## begin

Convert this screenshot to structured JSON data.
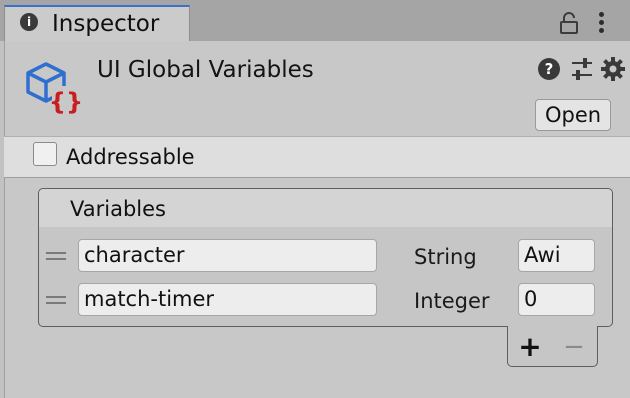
{
  "window": {
    "tab_title": "Inspector",
    "tab_info_glyph": "i"
  },
  "header": {
    "asset_title": "UI Global Variables",
    "help_glyph": "?",
    "open_button": "Open",
    "icons": [
      "global-variables-icon",
      "help-icon",
      "preset-sliders-icon",
      "gear-icon",
      "lock-icon",
      "kebab-menu-icon"
    ]
  },
  "addressable": {
    "label": "Addressable",
    "checked": false
  },
  "variables": {
    "header": "Variables",
    "rows": [
      {
        "name": "character",
        "type": "String",
        "value": "Awi"
      },
      {
        "name": "match-timer",
        "type": "Integer",
        "value": "0"
      }
    ],
    "add_glyph": "+",
    "remove_glyph": "−"
  },
  "colors": {
    "tab_accent": "#3a72c9",
    "icon_blue": "#2f6fcf",
    "icon_red": "#c81e1e"
  }
}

## end

■ **Written instruction**: Reproduce each line of the records exactly, and omit every picture.

■ **Reply**:
Convert this screenshot to structured JSON data.
{
  "window": {
    "tab_title": "Inspector",
    "tab_info_glyph": "i"
  },
  "header": {
    "asset_title": "UI Global Variables",
    "help_glyph": "?",
    "open_button": "Open",
    "icons": [
      "global-variables-icon",
      "help-icon",
      "preset-sliders-icon",
      "gear-icon",
      "lock-icon",
      "kebab-menu-icon"
    ]
  },
  "addressable": {
    "label": "Addressable",
    "checked": false
  },
  "variables": {
    "header": "Variables",
    "rows": [
      {
        "name": "character",
        "type": "String",
        "value": "Awi"
      },
      {
        "name": "match-timer",
        "type": "Integer",
        "value": "0"
      }
    ],
    "add_glyph": "+",
    "remove_glyph": "−"
  },
  "colors": {
    "tab_accent": "#3a72c9",
    "icon_blue": "#2f6fcf",
    "icon_red": "#c81e1e"
  }
}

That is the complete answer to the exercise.